#### Supplied text:
──────
Suddenly, two huge screens on either side of the empty podium came to life. Soaring music boomed over the speakers, and the reporters were bombarded with a montage portraying North Korea as some sort of paradise.

Golden sunrises. Gleaming skylines and high-speed trains. Children skipping through Kim Il Sung square in Pyongyang, North Korean flags waving between images of Egyptian pyramids, the Taj Mahal and the Lincoln Memorial.

In a split-screen shot, Kim Jong Un waved to an adoring crowd while President Trump stood beside him with his thumb in the air. The pair appeared over and over again, like running mates in a campaign video.

The film went on like this for several minutes, with brief interludes of missiles, soldiers and warships interrupting the fanfare. Some journalists, unable to understand the Korean-language narration, assumed they were watching one of Pyongyang’s infamous propaganda films. “What country are we in?” asked a reporter from the filing center.

But then the video looped, playing this time in English. And then Trump walked onto the stage and explained that the film was not North Korean propaganda.

It had been made in America, by or on the orders of his White House, for the benefit of Kim.

“I hope you liked it,” Trump told the reporters. “I thought it was good. I thought it was interesting enough to show. … And I think he loved it.”

As the president explained it, the video was an elevator pitch — the sort of glitzy production that Trump might have once used to persuade an investor to finance a hotel and that he now hopes will persuade the leader of one of the most repressive regimes in the world to end nearly 70 years of international isolation and militant hostility to the United States.

The nearly five-minute movie even had its own Hollywood-style vanity logo: “A Destiny Pictures Production,” though a film company by the same name in Los Angeles denied any involvement in making it, and the White House has not yet responded to questions about it.
──────
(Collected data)
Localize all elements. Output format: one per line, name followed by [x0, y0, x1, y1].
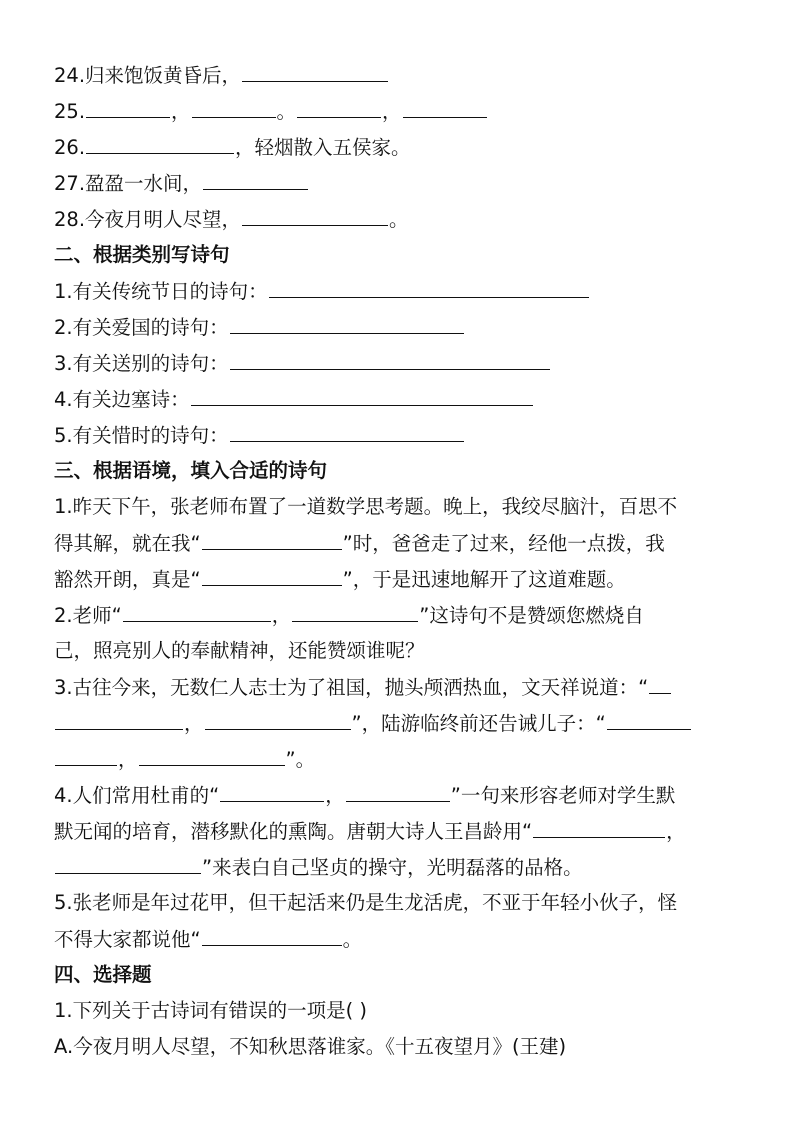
answer-blank[interactable] [86, 98, 170, 118]
section-3-q5-line-1: 5.张老师是年过花甲，但干起活来仍是生龙活虎，不亚于年轻小伙子，怪 [54, 891, 678, 914]
answer-blank[interactable] [346, 782, 450, 802]
question-27: 27.盈盈一水间， [54, 170, 309, 196]
answer-blank[interactable] [607, 710, 691, 730]
section-2-title: 二、根据类别写诗句 [54, 243, 230, 266]
question-24: 24.归来饱饭黄昏后， [54, 62, 389, 88]
section-2-item-2: 2.有关爱国的诗句： [54, 314, 465, 340]
answer-blank[interactable] [230, 422, 464, 442]
answer-blank[interactable] [202, 530, 342, 550]
answer-blank[interactable] [55, 746, 117, 766]
answer-blank[interactable] [203, 170, 308, 190]
answer-blank[interactable] [242, 206, 388, 226]
section-2-item-3: 3.有关送别的诗句： [54, 350, 551, 376]
answer-blank[interactable] [649, 674, 671, 694]
section-4-option-a: A.今夜月明人尽望，不知秋思落谁家。《十五夜望月》(王建) [54, 1035, 567, 1058]
answer-blank[interactable] [230, 314, 464, 334]
section-3-q1-line-3: 豁然开朗，真是“ ”，于是迅速地解开了这道难题。 [54, 568, 626, 591]
question-28: 28.今夜月明人尽望， 。 [54, 208, 409, 231]
answer-blank[interactable] [86, 134, 234, 154]
section-3-q3-line-2: ， ”，陆游临终前还告诫儿子：“ [54, 710, 692, 736]
section-3-title: 三、根据语境，填入合适的诗句 [54, 459, 328, 482]
answer-blank[interactable] [242, 62, 388, 82]
answer-blank[interactable] [220, 782, 324, 802]
section-4-title: 四、选择题 [54, 963, 152, 986]
section-2-item-1: 1.有关传统节日的诗句： [54, 278, 590, 304]
answer-blank[interactable] [192, 98, 276, 118]
section-4-question-1: 1.下列关于古诗词有错误的一项是( ) [54, 999, 368, 1022]
answer-blank[interactable] [123, 602, 271, 622]
section-3-q5-line-2: 不得大家都说他“ 。 [54, 928, 363, 951]
answer-blank[interactable] [202, 566, 342, 586]
answer-blank[interactable] [533, 818, 665, 838]
answer-blank[interactable] [55, 710, 183, 730]
answer-blank[interactable] [230, 350, 550, 370]
section-2-item-4: 4.有关边塞诗： [54, 386, 534, 412]
section-3-q4-line-3: ”来表白自己坚贞的操守，光明磊落的品格。 [54, 854, 583, 880]
answer-blank[interactable] [269, 278, 589, 298]
section-3-q4-line-1: 4.人们常用杜甫的“ ， ”一句来形容老师对学生默 [54, 784, 676, 807]
answer-blank[interactable] [292, 602, 418, 622]
answer-blank[interactable] [403, 98, 487, 118]
section-3-q2-line-2: 己，照亮别人的奉献精神，还能赞颂谁呢？ [54, 639, 425, 662]
section-3-q4-line-2: 默无闻的培育，潜移默化的熏陶。唐朝大诗人王昌龄用“ ， [54, 820, 686, 843]
question-25: 25. ， 。 ， [54, 98, 488, 124]
answer-blank[interactable] [202, 926, 342, 946]
section-2-item-5: 5.有关惜时的诗句： [54, 422, 465, 448]
question-26: 26. ，轻烟散入五侯家。 [54, 136, 411, 159]
answer-blank[interactable] [139, 746, 285, 766]
answer-blank[interactable] [191, 386, 533, 406]
answer-blank[interactable] [205, 710, 351, 730]
answer-blank[interactable] [297, 98, 381, 118]
section-3-q2-line-1: 2.老师“ ， ”这诗句不是赞颂您燃烧自 [54, 604, 644, 627]
answer-blank[interactable] [55, 854, 201, 874]
section-3-q1-line-2: 得其解，就在我“ ”时，爸爸走了过来，经他一点拨，我 [54, 532, 665, 555]
section-3-q1-line-1: 1.昨天下午，张老师布置了一道数学思考题。晚上，我绞尽脑汁，百思不 [54, 495, 678, 518]
section-3-q3-line-3: ， ”。 [54, 746, 315, 772]
section-3-q3-line-1: 3.古往今来，无数仁人志士为了祖国，抛头颅洒热血，文天祥说道：“ [54, 674, 672, 700]
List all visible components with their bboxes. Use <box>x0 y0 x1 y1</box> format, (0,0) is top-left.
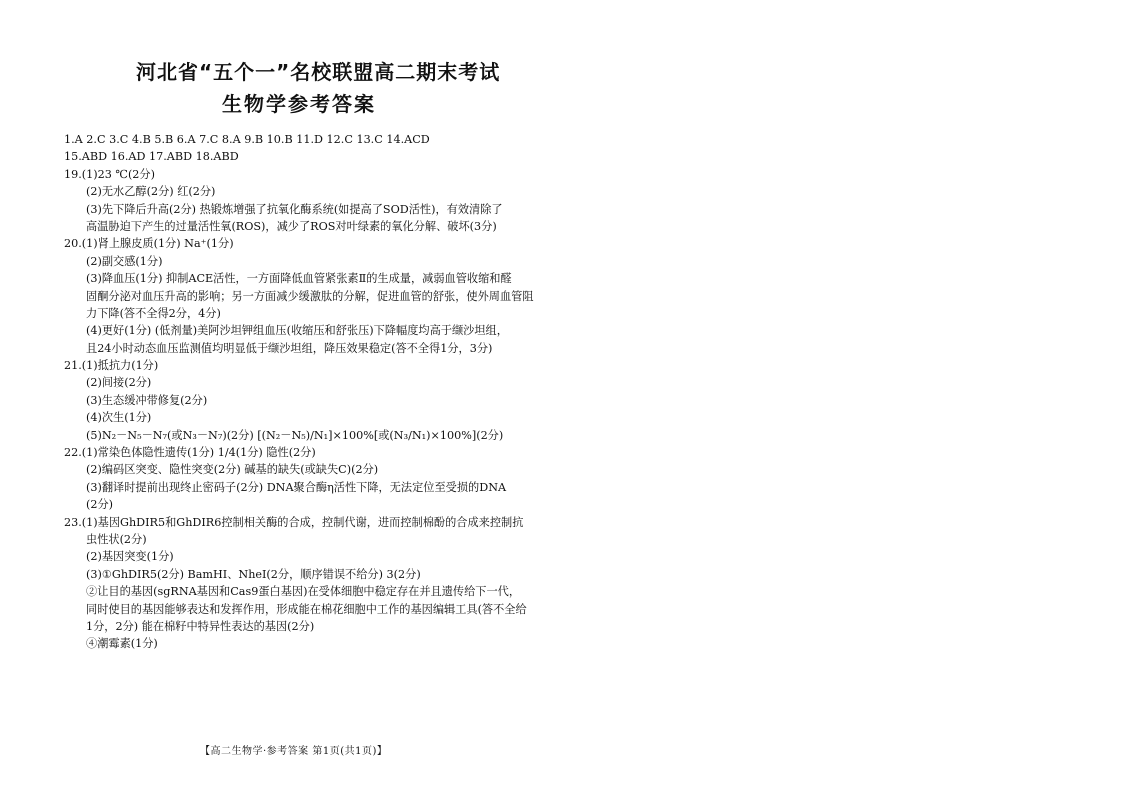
answer-line: 同时使目的基因能够表达和发挥作用，形成能在棉花细胞中工作的基因编辑工具(答不全给 <box>86 602 527 616</box>
answer-subtitle: 生物学参考答案 <box>222 92 376 116</box>
answer-line: (2)间接(2分) <box>86 376 152 390</box>
answer-line: 20.(1)肾上腺皮质(1分) Na⁺(1分) <box>64 237 234 251</box>
answer-line: 1.A 2.C 3.C 4.B 5.B 6.A 7.C 8.A 9.B 10.B 11.D 12.C 13.C 14.ACD <box>64 133 430 146</box>
answer-line: 22.(1)常染色体隐性遗传(1分) 1/4(1分) 隐性(2分) <box>64 446 316 460</box>
answer-line: 19.(1)23 ℃(2分) <box>64 167 155 181</box>
answer-line: (4)更好(1分) (低剂量)美阿沙坦钾组血压(收缩压和舒张压)下降幅度均高于缬沙坦组， <box>86 324 508 338</box>
answer-line: ②让目的基因(sgRNA基因和Cas9蛋白基因)在受体细胞中稳定存在并且遗传给下一代， <box>86 585 521 599</box>
answer-line: ④潮霉素(1分) <box>86 637 158 651</box>
answer-line: (3)降血压(1分) 抑制ACE活性，一方面降低血管紧张素Ⅱ的生成量，减弱血管收缩和醛 <box>86 272 512 286</box>
answer-line: (5)N₂－N₅－N₇(或N₃－N₇)(2分) [(N₂－N₅)/N₁]×100%[或(N₃/N₁)×100%](2分) <box>86 428 504 442</box>
answer-line: 固酮分泌对血压升高的影响；另一方面减少缓激肽的分解，促进血管的舒张，使外周血管阻 <box>86 289 534 303</box>
answer-line: (3)先下降后升高(2分) 热锻炼增强了抗氧化酶系统(如提高了SOD活性)，有效清除了 <box>86 202 503 216</box>
answer-line: 力下降(答不全得2分，4分) <box>86 306 221 320</box>
answer-line: 高温胁迫下产生的过量活性氧(ROS)，减少了ROS对叶绿素的氧化分解、破坏(3分) <box>86 219 497 233</box>
answer-line: (2)编码区突变、隐性突变(2分) 碱基的缺失(或缺失C)(2分) <box>86 463 379 477</box>
answer-body <box>64 131 548 653</box>
answer-line: 虫性状(2分) <box>86 532 147 546</box>
answer-line: (2)副交感(1分) <box>86 254 163 268</box>
page-footer: 【高二生物学·参考答案 第1页(共1页)】 <box>200 746 388 757</box>
answer-line: 21.(1)抵抗力(1分) <box>64 359 159 373</box>
answer-line: (3)生态缓冲带修复(2分) <box>86 393 208 407</box>
answer-line: (2)基因突变(1分) <box>86 550 174 564</box>
answer-line: (4)次生(1分) <box>86 411 152 425</box>
answer-line: 1分，2分) 能在棉籽中特异性表达的基因(2分) <box>86 619 315 633</box>
answer-line: 23.(1)基因GhDIR5和GhDIR6控制相关酶的合成，控制代谢，进而控制棉酚的合成来控制抗 <box>64 515 524 529</box>
answer-line: (3)①GhDIR5(2分) BamHⅠ、NheⅠ(2分，顺序错误不给分) 3(2分) <box>86 567 421 581</box>
answer-line: (3)翻译时提前出现终止密码子(2分) DNA聚合酶η活性下降，无法定位至受损的DNA <box>86 480 507 494</box>
answer-line: (2分) <box>86 498 114 512</box>
answer-line: 且24小时动态血压监测值均明显低于缬沙坦组，降压效果稳定(答不全得1分，3分) <box>86 341 493 355</box>
answer-line: (2)无水乙醇(2分) 红(2分) <box>86 185 216 199</box>
exam-title: 河北省“五个一”名校联盟高二期末考试 <box>136 60 501 84</box>
answer-line: 15.ABD 16.AD 17.ABD 18.ABD <box>64 150 239 164</box>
──────
#### Problems to solve:
1 > In the passage about the White House video, what Hollywood-style vanity logo did the nearly five-minute movie carry?
2 > Render the lines of the records from the line with "answer-line: 同时使目的基因能够表达和发挥作用，形成能在棉花细胞中工作的基因编辑工具(答不全给 <box>86" to the line with "answer-line: (3)①GhDIR5(2分) BamHⅠ、NheⅠ(2分，顺序错误不给分)" as a numbered list, skipping any blank lines.

#### Per-task outputs:
1 > "A Destiny Pictures Production"

2 >
1. answer-line: 同时使目的基因能够表达和发挥作用，形成能在棉花细胞中工作的基因编辑工具(答不全给 <box>86 602 527 616</box>
2. answer-subtitle: 生物学参考答案 <box>222 92 376 116</box>
3. answer-line: (2)间接(2分) <box>86 376 152 390</box>
4. answer-line: 20.(1)肾上腺皮质(1分) Na⁺(1分) <box>64 237 234 251</box>
5. answer-line: 1.A 2.C 3.C 4.B 5.B 6.A 7.C 8.A 9.B 10.B 11.D 12.C 13.C 14.ACD <box>64 133 430 146</box>
6. answer-line: 22.(1)常染色体隐性遗传(1分) 1/4(1分) 隐性(2分) <box>64 446 316 460</box>
7. answer-line: 19.(1)23 ℃(2分) <box>64 167 155 181</box>
8. answer-line: (4)更好(1分) (低剂量)美阿沙坦钾组血压(收缩压和舒张压)下降幅度均高于缬沙坦组， <box>86 324 508 338</box>
9. answer-line: ②让目的基因(sgRNA基因和Cas9蛋白基因)在受体细胞中稳定存在并且遗传给下一代， <box>86 585 521 599</box>
10. answer-line: ④潮霉素(1分) <box>86 637 158 651</box>
11. answer-line: (3)降血压(1分) 抑制ACE活性，一方面降低血管紧张素Ⅱ的生成量，减弱血管收缩和醛 <box>86 272 512 286</box>
12. answer-line: (5)N₂－N₅－N₇(或N₃－N₇)(2分) [(N₂－N₅)/N₁]×100%[或(N₃/N₁)×100%](2分) <box>86 428 504 442</box>
13. answer-line: 固酮分泌对血压升高的影响；另一方面减少缓激肽的分解，促进血管的舒张，使外周血管阻 <box>86 289 534 303</box>
14. answer-line: (3)先下降后升高(2分) 热锻炼增强了抗氧化酶系统(如提高了SOD活性)，有效清除了 <box>86 202 503 216</box>
15. answer-line: 力下降(答不全得2分，4分) <box>86 306 221 320</box>
16. answer-line: 高温胁迫下产生的过量活性氧(ROS)，减少了ROS对叶绿素的氧化分解、破坏(3分) <box>86 219 497 233</box>
17. answer-line: (2)编码区突变、隐性突变(2分) 碱基的缺失(或缺失C)(2分) <box>86 463 379 477</box>
18. answer-body <box>64 131 548 653</box>
19. answer-line: 虫性状(2分) <box>86 532 147 546</box>
20. answer-line: (2)副交感(1分) <box>86 254 163 268</box>
21. page-footer: 【高二生物学·参考答案 第1页(共1页)】 <box>200 746 388 757</box>
22. answer-line: 21.(1)抵抗力(1分) <box>64 359 159 373</box>
23. answer-line: (3)生态缓冲带修复(2分) <box>86 393 208 407</box>
24. answer-line: (2)基因突变(1分) <box>86 550 174 564</box>
25. answer-line: (4)次生(1分) <box>86 411 152 425</box>
26. answer-line: 1分，2分) 能在棉籽中特异性表达的基因(2分) <box>86 619 315 633</box>
27. answer-line: 23.(1)基因GhDIR5和GhDIR6控制相关酶的合成，控制代谢，进而控制棉酚的合成来控制抗 <box>64 515 524 529</box>
28. answer-line: (3)①GhDIR5(2分) BamHⅠ、NheⅠ(2分，顺序错误不给分) 3(2分) <box>86 567 421 581</box>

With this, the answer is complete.